## Begin Data supplied
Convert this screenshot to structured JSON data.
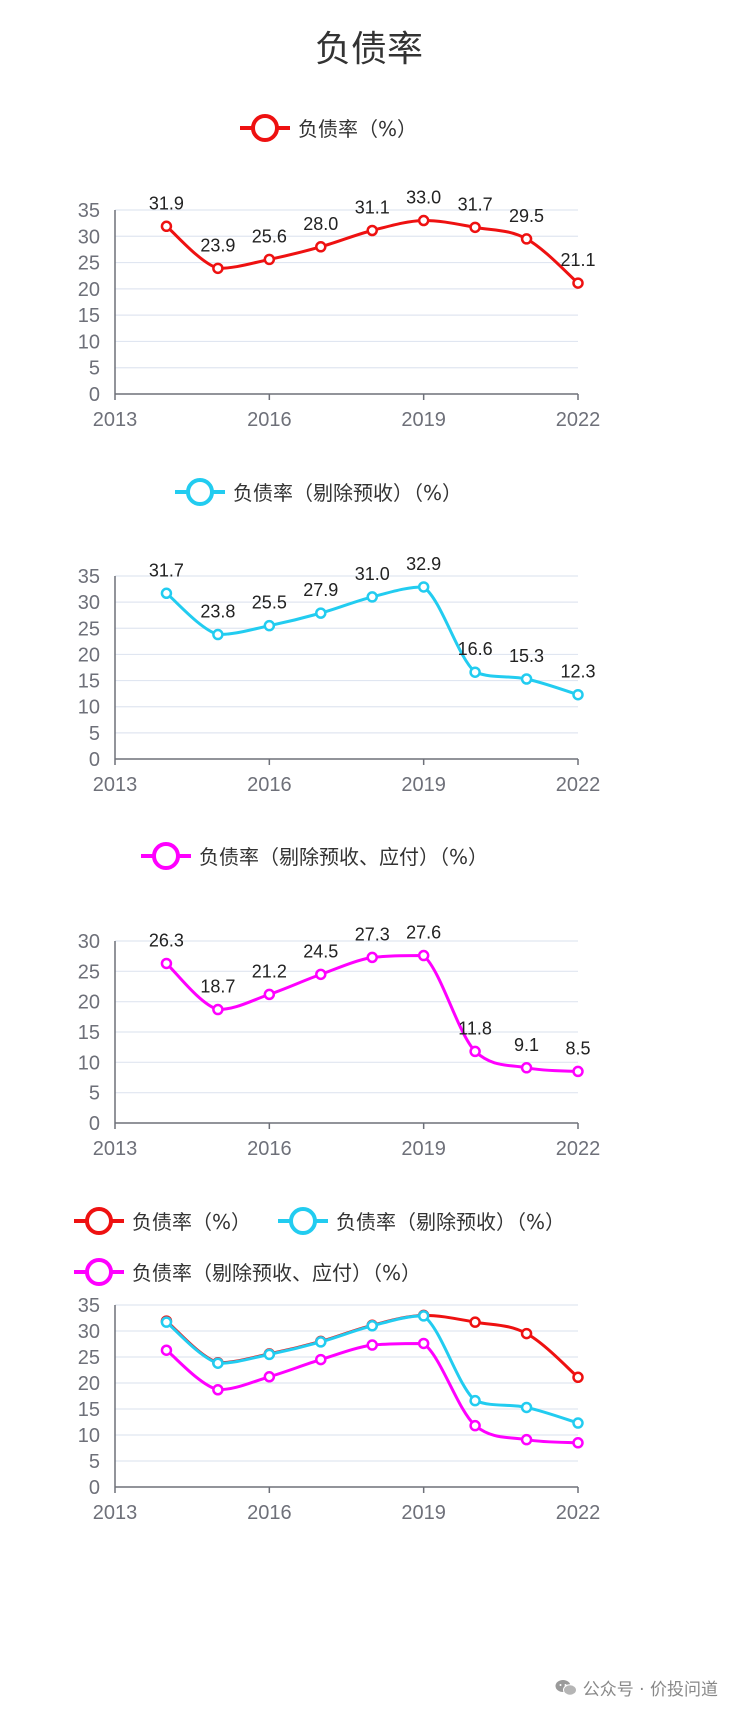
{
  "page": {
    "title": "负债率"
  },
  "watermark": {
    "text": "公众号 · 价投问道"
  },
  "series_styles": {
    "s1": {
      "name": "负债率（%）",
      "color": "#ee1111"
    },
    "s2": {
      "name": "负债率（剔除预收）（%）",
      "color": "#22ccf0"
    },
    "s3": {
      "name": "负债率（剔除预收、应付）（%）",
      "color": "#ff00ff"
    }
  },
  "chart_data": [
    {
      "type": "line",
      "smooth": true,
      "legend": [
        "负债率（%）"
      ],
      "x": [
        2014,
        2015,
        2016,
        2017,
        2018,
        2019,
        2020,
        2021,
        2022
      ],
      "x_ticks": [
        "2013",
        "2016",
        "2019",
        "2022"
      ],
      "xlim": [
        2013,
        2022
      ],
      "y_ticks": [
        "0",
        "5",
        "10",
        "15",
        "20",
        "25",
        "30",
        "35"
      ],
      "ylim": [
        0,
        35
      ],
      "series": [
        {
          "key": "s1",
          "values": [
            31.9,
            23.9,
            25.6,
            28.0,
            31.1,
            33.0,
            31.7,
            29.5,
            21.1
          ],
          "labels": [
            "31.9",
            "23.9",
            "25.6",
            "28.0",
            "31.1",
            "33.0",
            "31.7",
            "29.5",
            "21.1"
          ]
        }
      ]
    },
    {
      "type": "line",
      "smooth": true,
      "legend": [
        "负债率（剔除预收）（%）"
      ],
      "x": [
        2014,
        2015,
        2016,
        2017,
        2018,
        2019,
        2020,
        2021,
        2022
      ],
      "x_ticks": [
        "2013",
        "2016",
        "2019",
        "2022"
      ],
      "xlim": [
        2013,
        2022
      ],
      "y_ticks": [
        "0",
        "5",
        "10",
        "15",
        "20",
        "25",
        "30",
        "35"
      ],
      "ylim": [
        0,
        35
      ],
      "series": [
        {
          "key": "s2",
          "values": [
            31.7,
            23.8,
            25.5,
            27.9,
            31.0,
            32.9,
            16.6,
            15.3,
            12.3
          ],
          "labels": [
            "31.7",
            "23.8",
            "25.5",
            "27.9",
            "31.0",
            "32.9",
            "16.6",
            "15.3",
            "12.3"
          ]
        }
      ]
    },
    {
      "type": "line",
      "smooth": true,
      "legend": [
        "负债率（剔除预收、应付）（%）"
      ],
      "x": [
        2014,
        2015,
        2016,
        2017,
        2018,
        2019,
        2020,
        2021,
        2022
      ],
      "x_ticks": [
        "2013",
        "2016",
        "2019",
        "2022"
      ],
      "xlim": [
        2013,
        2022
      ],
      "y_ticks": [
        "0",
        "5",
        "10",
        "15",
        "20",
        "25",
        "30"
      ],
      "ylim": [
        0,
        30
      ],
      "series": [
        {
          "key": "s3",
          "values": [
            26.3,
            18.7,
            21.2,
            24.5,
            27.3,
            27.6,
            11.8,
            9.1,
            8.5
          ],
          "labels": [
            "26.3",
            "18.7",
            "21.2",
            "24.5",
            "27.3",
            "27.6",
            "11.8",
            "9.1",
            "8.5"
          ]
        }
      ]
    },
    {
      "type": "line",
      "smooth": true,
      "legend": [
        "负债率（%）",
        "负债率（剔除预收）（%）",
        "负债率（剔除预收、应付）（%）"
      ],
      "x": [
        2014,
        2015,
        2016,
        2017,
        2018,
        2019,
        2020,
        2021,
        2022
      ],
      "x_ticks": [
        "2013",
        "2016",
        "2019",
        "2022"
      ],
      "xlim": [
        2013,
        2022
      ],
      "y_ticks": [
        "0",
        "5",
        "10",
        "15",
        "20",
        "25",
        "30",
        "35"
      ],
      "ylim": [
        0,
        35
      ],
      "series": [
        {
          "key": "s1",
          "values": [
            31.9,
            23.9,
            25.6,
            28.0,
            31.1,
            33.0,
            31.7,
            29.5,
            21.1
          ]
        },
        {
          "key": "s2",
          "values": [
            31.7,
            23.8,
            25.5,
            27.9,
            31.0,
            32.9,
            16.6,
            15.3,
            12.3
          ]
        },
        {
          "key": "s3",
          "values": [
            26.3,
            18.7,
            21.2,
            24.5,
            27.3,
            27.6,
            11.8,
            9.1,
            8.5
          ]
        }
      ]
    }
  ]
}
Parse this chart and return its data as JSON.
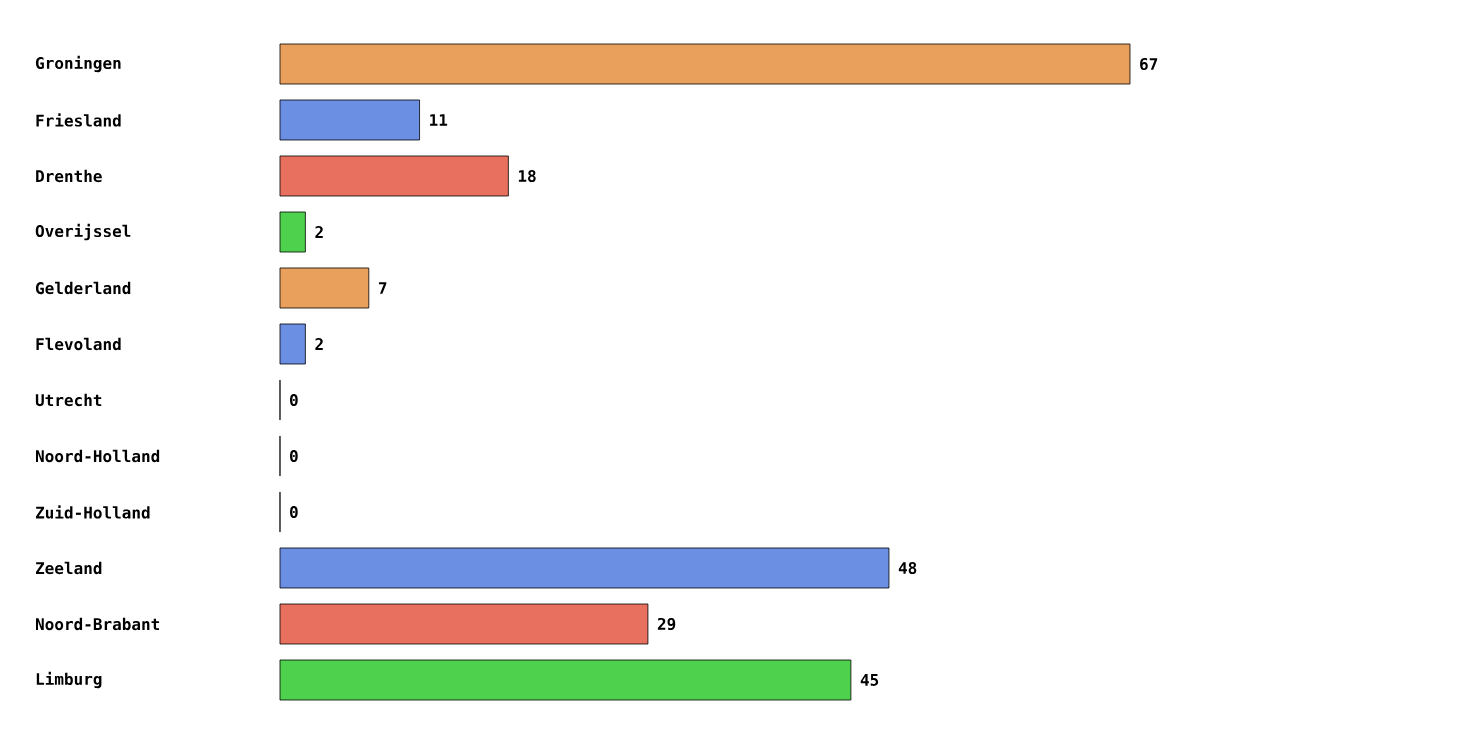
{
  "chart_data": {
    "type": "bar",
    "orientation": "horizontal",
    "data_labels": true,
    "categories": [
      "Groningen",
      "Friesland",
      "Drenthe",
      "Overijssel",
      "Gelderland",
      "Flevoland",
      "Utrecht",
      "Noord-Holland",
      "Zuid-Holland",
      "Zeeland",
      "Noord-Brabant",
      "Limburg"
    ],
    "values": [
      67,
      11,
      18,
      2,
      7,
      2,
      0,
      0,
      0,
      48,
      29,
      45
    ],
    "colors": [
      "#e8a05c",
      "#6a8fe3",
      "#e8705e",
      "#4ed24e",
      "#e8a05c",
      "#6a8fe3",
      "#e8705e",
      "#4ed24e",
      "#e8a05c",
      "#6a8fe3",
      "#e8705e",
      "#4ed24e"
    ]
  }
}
## End Data supplied
Every entry above is to be set down exactly; the pictures are to be left out.

### Task solution:
Convert this screenshot to structured JSON data.
{
  "page": {
    "title": "负债率"
  },
  "watermark": {
    "text": "公众号 · 价投问道"
  },
  "series_styles": {
    "s1": {
      "name": "负债率（%）",
      "color": "#ee1111"
    },
    "s2": {
      "name": "负债率（剔除预收）（%）",
      "color": "#22ccf0"
    },
    "s3": {
      "name": "负债率（剔除预收、应付）（%）",
      "color": "#ff00ff"
    }
  },
  "chart_data": [
    {
      "type": "line",
      "smooth": true,
      "legend": [
        "负债率（%）"
      ],
      "x": [
        2014,
        2015,
        2016,
        2017,
        2018,
        2019,
        2020,
        2021,
        2022
      ],
      "x_ticks": [
        "2013",
        "2016",
        "2019",
        "2022"
      ],
      "xlim": [
        2013,
        2022
      ],
      "y_ticks": [
        "0",
        "5",
        "10",
        "15",
        "20",
        "25",
        "30",
        "35"
      ],
      "ylim": [
        0,
        35
      ],
      "series": [
        {
          "key": "s1",
          "values": [
            31.9,
            23.9,
            25.6,
            28.0,
            31.1,
            33.0,
            31.7,
            29.5,
            21.1
          ],
          "labels": [
            "31.9",
            "23.9",
            "25.6",
            "28.0",
            "31.1",
            "33.0",
            "31.7",
            "29.5",
            "21.1"
          ]
        }
      ]
    },
    {
      "type": "line",
      "smooth": true,
      "legend": [
        "负债率（剔除预收）（%）"
      ],
      "x": [
        2014,
        2015,
        2016,
        2017,
        2018,
        2019,
        2020,
        2021,
        2022
      ],
      "x_ticks": [
        "2013",
        "2016",
        "2019",
        "2022"
      ],
      "xlim": [
        2013,
        2022
      ],
      "y_ticks": [
        "0",
        "5",
        "10",
        "15",
        "20",
        "25",
        "30",
        "35"
      ],
      "ylim": [
        0,
        35
      ],
      "series": [
        {
          "key": "s2",
          "values": [
            31.7,
            23.8,
            25.5,
            27.9,
            31.0,
            32.9,
            16.6,
            15.3,
            12.3
          ],
          "labels": [
            "31.7",
            "23.8",
            "25.5",
            "27.9",
            "31.0",
            "32.9",
            "16.6",
            "15.3",
            "12.3"
          ]
        }
      ]
    },
    {
      "type": "line",
      "smooth": true,
      "legend": [
        "负债率（剔除预收、应付）（%）"
      ],
      "x": [
        2014,
        2015,
        2016,
        2017,
        2018,
        2019,
        2020,
        2021,
        2022
      ],
      "x_ticks": [
        "2013",
        "2016",
        "2019",
        "2022"
      ],
      "xlim": [
        2013,
        2022
      ],
      "y_ticks": [
        "0",
        "5",
        "10",
        "15",
        "20",
        "25",
        "30"
      ],
      "ylim": [
        0,
        30
      ],
      "series": [
        {
          "key": "s3",
          "values": [
            26.3,
            18.7,
            21.2,
            24.5,
            27.3,
            27.6,
            11.8,
            9.1,
            8.5
          ],
          "labels": [
            "26.3",
            "18.7",
            "21.2",
            "24.5",
            "27.3",
            "27.6",
            "11.8",
            "9.1",
            "8.5"
          ]
        }
      ]
    },
    {
      "type": "line",
      "smooth": true,
      "legend": [
        "负债率（%）",
        "负债率（剔除预收）（%）",
        "负债率（剔除预收、应付）（%）"
      ],
      "x": [
        2014,
        2015,
        2016,
        2017,
        2018,
        2019,
        2020,
        2021,
        2022
      ],
      "x_ticks": [
        "2013",
        "2016",
        "2019",
        "2022"
      ],
      "xlim": [
        2013,
        2022
      ],
      "y_ticks": [
        "0",
        "5",
        "10",
        "15",
        "20",
        "25",
        "30",
        "35"
      ],
      "ylim": [
        0,
        35
      ],
      "series": [
        {
          "key": "s1",
          "values": [
            31.9,
            23.9,
            25.6,
            28.0,
            31.1,
            33.0,
            31.7,
            29.5,
            21.1
          ]
        },
        {
          "key": "s2",
          "values": [
            31.7,
            23.8,
            25.5,
            27.9,
            31.0,
            32.9,
            16.6,
            15.3,
            12.3
          ]
        },
        {
          "key": "s3",
          "values": [
            26.3,
            18.7,
            21.2,
            24.5,
            27.3,
            27.6,
            11.8,
            9.1,
            8.5
          ]
        }
      ]
    }
  ]
}
Parse this chart and return its data as JSON.
{
  "chart_data": {
    "type": "bar",
    "orientation": "horizontal",
    "data_labels": true,
    "categories": [
      "Groningen",
      "Friesland",
      "Drenthe",
      "Overijssel",
      "Gelderland",
      "Flevoland",
      "Utrecht",
      "Noord-Holland",
      "Zuid-Holland",
      "Zeeland",
      "Noord-Brabant",
      "Limburg"
    ],
    "values": [
      67,
      11,
      18,
      2,
      7,
      2,
      0,
      0,
      0,
      48,
      29,
      45
    ],
    "colors": [
      "#e8a05c",
      "#6a8fe3",
      "#e8705e",
      "#4ed24e",
      "#e8a05c",
      "#6a8fe3",
      "#e8705e",
      "#4ed24e",
      "#e8a05c",
      "#6a8fe3",
      "#e8705e",
      "#4ed24e"
    ]
  }
}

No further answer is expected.